* BEGIN *

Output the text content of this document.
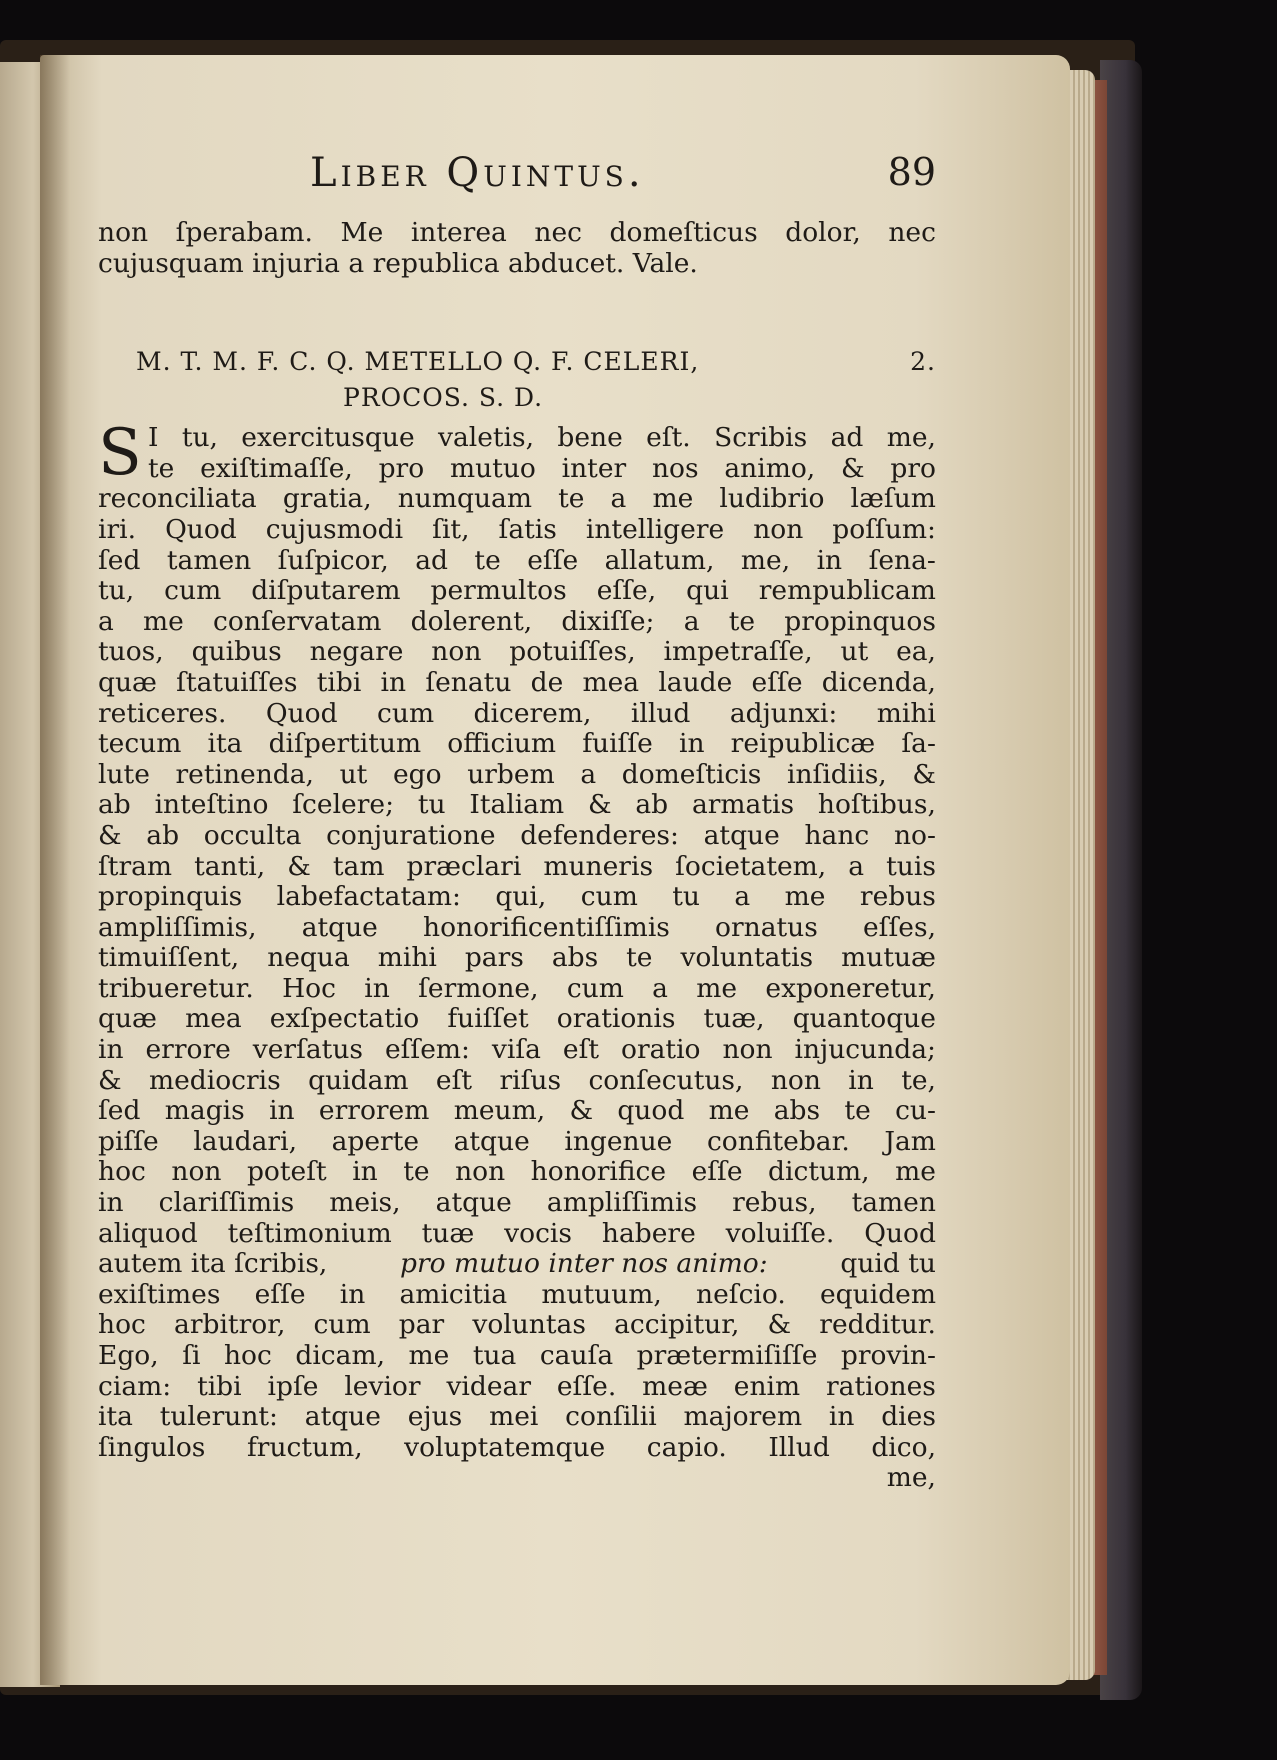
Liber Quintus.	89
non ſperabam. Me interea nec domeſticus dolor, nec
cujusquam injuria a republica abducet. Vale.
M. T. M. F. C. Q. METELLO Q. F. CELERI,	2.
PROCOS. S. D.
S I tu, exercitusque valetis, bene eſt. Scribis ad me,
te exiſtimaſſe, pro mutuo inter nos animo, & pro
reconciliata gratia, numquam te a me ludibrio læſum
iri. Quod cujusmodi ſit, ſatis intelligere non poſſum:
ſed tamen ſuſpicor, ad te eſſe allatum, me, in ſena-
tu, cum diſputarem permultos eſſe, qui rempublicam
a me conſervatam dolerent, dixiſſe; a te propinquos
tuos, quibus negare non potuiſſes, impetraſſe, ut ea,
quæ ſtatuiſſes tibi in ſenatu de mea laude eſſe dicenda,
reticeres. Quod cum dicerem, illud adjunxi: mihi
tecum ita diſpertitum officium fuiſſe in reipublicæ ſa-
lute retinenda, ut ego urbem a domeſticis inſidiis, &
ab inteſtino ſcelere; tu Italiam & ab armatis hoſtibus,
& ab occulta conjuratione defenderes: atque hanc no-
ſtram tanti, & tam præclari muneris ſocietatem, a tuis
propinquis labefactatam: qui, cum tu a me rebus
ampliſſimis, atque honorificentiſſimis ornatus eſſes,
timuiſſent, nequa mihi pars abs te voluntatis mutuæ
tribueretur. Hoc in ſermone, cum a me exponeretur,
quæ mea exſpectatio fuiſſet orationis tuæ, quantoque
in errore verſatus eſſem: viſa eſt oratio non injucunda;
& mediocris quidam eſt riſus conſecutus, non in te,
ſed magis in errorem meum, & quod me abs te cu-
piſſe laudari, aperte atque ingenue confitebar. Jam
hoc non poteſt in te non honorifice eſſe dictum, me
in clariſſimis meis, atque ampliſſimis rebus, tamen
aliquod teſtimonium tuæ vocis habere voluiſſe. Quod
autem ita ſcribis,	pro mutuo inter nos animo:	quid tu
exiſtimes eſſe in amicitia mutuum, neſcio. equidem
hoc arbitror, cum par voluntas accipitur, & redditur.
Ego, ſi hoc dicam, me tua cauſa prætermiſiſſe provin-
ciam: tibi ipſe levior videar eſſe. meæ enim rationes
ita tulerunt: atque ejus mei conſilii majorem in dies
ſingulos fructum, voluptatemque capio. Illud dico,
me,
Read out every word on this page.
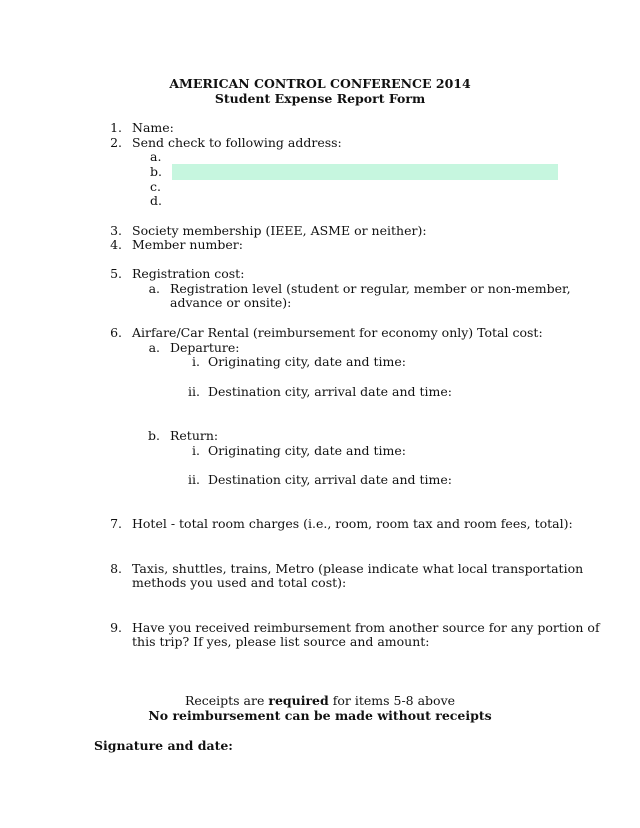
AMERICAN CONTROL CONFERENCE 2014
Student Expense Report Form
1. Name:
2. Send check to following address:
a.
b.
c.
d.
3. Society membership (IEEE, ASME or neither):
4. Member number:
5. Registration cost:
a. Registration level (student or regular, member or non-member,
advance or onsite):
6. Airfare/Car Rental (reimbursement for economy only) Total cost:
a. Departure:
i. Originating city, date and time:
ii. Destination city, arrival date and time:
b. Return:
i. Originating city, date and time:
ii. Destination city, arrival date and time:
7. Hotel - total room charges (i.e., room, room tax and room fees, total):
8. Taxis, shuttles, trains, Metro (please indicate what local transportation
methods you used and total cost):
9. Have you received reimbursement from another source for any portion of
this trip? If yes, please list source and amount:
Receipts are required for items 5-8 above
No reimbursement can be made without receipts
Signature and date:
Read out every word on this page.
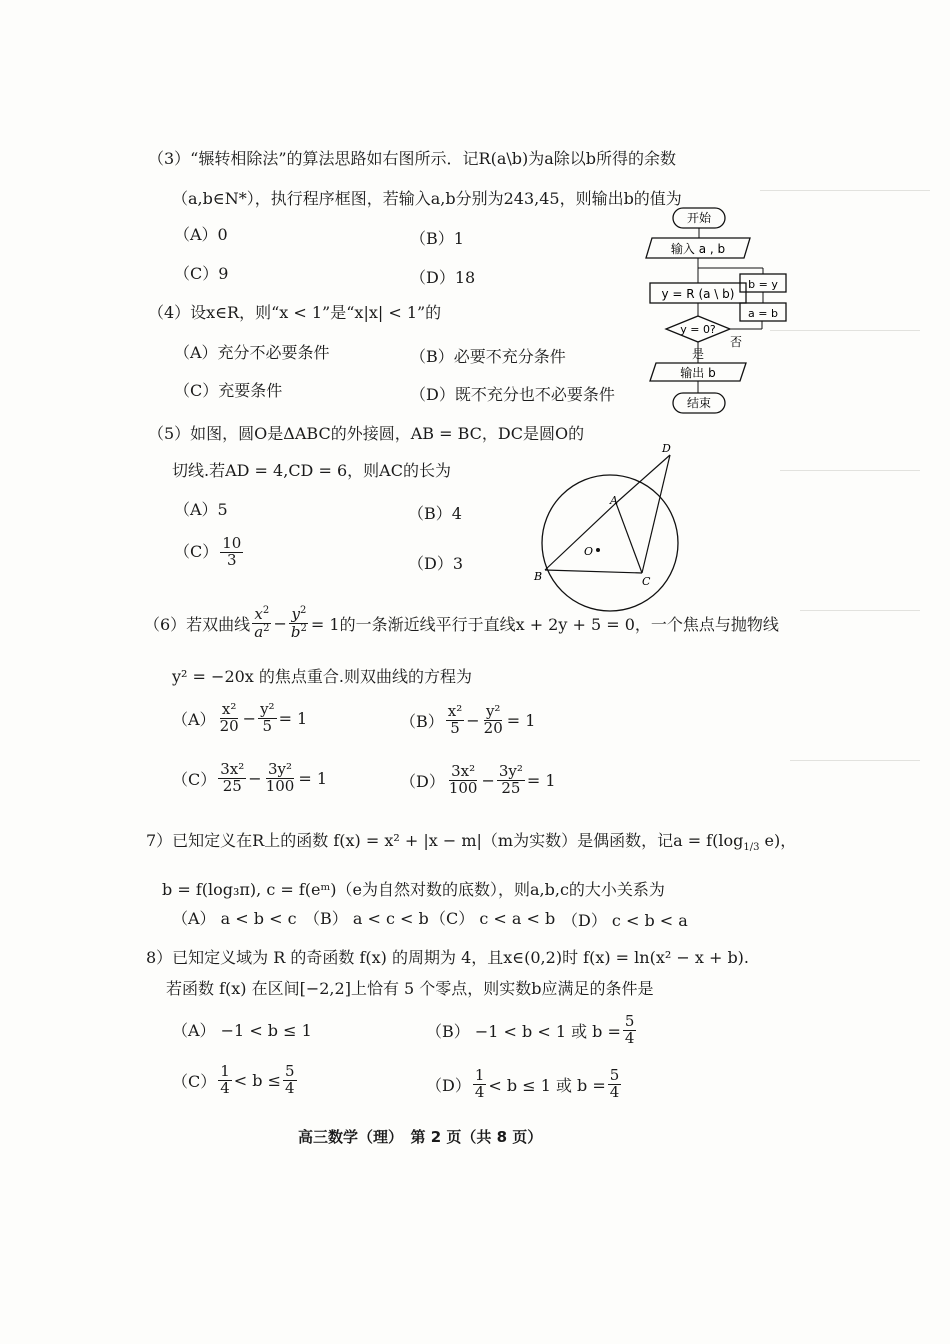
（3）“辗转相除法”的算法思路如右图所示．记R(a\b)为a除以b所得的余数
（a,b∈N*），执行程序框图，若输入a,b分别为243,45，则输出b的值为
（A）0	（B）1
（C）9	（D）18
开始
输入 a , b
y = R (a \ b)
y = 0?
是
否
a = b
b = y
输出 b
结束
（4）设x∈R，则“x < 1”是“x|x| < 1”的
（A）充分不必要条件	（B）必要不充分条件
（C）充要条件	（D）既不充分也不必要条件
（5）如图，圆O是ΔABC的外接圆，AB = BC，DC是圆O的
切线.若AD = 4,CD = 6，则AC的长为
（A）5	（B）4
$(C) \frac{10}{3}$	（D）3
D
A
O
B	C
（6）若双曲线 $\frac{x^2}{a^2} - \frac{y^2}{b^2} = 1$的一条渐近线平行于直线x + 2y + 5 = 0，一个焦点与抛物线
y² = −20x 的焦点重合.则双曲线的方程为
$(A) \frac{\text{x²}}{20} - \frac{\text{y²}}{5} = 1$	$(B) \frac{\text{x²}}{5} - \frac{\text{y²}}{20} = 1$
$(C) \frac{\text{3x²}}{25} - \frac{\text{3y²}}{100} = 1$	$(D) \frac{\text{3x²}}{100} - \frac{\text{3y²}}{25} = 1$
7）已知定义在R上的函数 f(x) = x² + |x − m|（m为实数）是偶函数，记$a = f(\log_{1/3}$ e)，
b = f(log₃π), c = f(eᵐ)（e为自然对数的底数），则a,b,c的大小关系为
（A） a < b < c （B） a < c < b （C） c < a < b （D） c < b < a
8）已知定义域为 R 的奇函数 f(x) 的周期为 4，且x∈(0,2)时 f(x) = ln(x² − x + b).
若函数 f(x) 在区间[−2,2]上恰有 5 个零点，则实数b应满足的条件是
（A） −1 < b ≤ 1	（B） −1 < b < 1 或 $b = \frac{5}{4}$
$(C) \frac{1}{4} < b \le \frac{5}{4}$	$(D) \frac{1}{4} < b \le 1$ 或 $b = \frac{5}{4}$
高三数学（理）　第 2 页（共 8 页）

* END *

→ **Objective**:
Keep the pictures out of the copy and return the rest of the data above exactly.

→ **Result of the task**:
Output the text content of this document.
Liber Quintus.	89
non ſperabam. Me interea nec domeſticus dolor, nec
cujusquam injuria a republica abducet. Vale.
M. T. M. F. C. Q. METELLO Q. F. CELERI,	2.
PROCOS. S. D.
S I tu, exercitusque valetis, bene eſt. Scribis ad me,
te exiſtimaſſe, pro mutuo inter nos animo, & pro
reconciliata gratia, numquam te a me ludibrio læſum
iri. Quod cujusmodi ſit, ſatis intelligere non poſſum:
ſed tamen ſuſpicor, ad te eſſe allatum, me, in ſena-
tu, cum diſputarem permultos eſſe, qui rempublicam
a me conſervatam dolerent, dixiſſe; a te propinquos
tuos, quibus negare non potuiſſes, impetraſſe, ut ea,
quæ ſtatuiſſes tibi in ſenatu de mea laude eſſe dicenda,
reticeres. Quod cum dicerem, illud adjunxi: mihi
tecum ita diſpertitum officium fuiſſe in reipublicæ ſa-
lute retinenda, ut ego urbem a domeſticis inſidiis, &
ab inteſtino ſcelere; tu Italiam & ab armatis hoſtibus,
& ab occulta conjuratione defenderes: atque hanc no-
ſtram tanti, & tam præclari muneris ſocietatem, a tuis
propinquis labefactatam: qui, cum tu a me rebus
ampliſſimis, atque honorificentiſſimis ornatus eſſes,
timuiſſent, nequa mihi pars abs te voluntatis mutuæ
tribueretur. Hoc in ſermone, cum a me exponeretur,
quæ mea exſpectatio fuiſſet orationis tuæ, quantoque
in errore verſatus eſſem: viſa eſt oratio non injucunda;
& mediocris quidam eſt riſus conſecutus, non in te,
ſed magis in errorem meum, & quod me abs te cu-
piſſe laudari, aperte atque ingenue confitebar. Jam
hoc non poteſt in te non honorifice eſſe dictum, me
in clariſſimis meis, atque ampliſſimis rebus, tamen
aliquod teſtimonium tuæ vocis habere voluiſſe. Quod
autem ita ſcribis,	pro mutuo inter nos animo:	quid tu
exiſtimes eſſe in amicitia mutuum, neſcio. equidem
hoc arbitror, cum par voluntas accipitur, & redditur.
Ego, ſi hoc dicam, me tua cauſa prætermiſiſſe provin-
ciam: tibi ipſe levior videar eſſe. meæ enim rationes
ita tulerunt: atque ejus mei conſilii majorem in dies
ſingulos fructum, voluptatemque capio. Illud dico,
me,
Read out every word on this page.
AMERICAN CONTROL CONFERENCE 2014
Student Expense Report Form
1. Name:
2. Send check to following address:
a.
b.
c.
d.
3. Society membership (IEEE, ASME or neither):
4. Member number:
5. Registration cost:
a. Registration level (student or regular, member or non-member,
advance or onsite):
6. Airfare/Car Rental (reimbursement for economy only) Total cost:
a. Departure:
i. Originating city, date and time:
ii. Destination city, arrival date and time:
b. Return:
i. Originating city, date and time:
ii. Destination city, arrival date and time:
7. Hotel - total room charges (i.e., room, room tax and room fees, total):
8. Taxis, shuttles, trains, Metro (please indicate what local transportation
methods you used and total cost):
9. Have you received reimbursement from another source for any portion of
this trip? If yes, please list source and amount:
Receipts are required for items 5-8 above
No reimbursement can be made without receipts
Signature and date:
Read out every word on this page.
（3）“辗转相除法”的算法思路如右图所示．记R(a\b)为a除以b所得的余数
（a,b∈N*），执行程序框图，若输入a,b分别为243,45，则输出b的值为
（A）0	（B）1
（C）9	（D）18
开始
输入 a , b
y = R (a \ b)
y = 0?
是
否
a = b
b = y
输出 b
结束
（4）设x∈R，则“x < 1”是“x|x| < 1”的
（A）充分不必要条件	（B）必要不充分条件
（C）充要条件	（D）既不充分也不必要条件
（5）如图，圆O是ΔABC的外接圆，AB = BC，DC是圆O的
切线.若AD = 4,CD = 6，则AC的长为
（A）5	（B）4
$(C) \frac{10}{3}$	（D）3
D
A
O
B	C
（6）若双曲线 $\frac{x^2}{a^2} - \frac{y^2}{b^2} = 1$的一条渐近线平行于直线x + 2y + 5 = 0，一个焦点与抛物线
y² = −20x 的焦点重合.则双曲线的方程为
$(A) \frac{\text{x²}}{20} - \frac{\text{y²}}{5} = 1$	$(B) \frac{\text{x²}}{5} - \frac{\text{y²}}{20} = 1$
$(C) \frac{\text{3x²}}{25} - \frac{\text{3y²}}{100} = 1$	$(D) \frac{\text{3x²}}{100} - \frac{\text{3y²}}{25} = 1$
7）已知定义在R上的函数 f(x) = x² + |x − m|（m为实数）是偶函数，记$a = f(\log_{1/3}$ e)，
b = f(log₃π), c = f(eᵐ)（e为自然对数的底数），则a,b,c的大小关系为
（A） a < b < c （B） a < c < b （C） c < a < b （D） c < b < a
8）已知定义域为 R 的奇函数 f(x) 的周期为 4，且x∈(0,2)时 f(x) = ln(x² − x + b).
若函数 f(x) 在区间[−2,2]上恰有 5 个零点，则实数b应满足的条件是
（A） −1 < b ≤ 1	（B） −1 < b < 1 或 $b = \frac{5}{4}$
$(C) \frac{1}{4} < b \le \frac{5}{4}$	$(D) \frac{1}{4} < b \le 1$ 或 $b = \frac{5}{4}$
高三数学（理）　第 2 页（共 8 页）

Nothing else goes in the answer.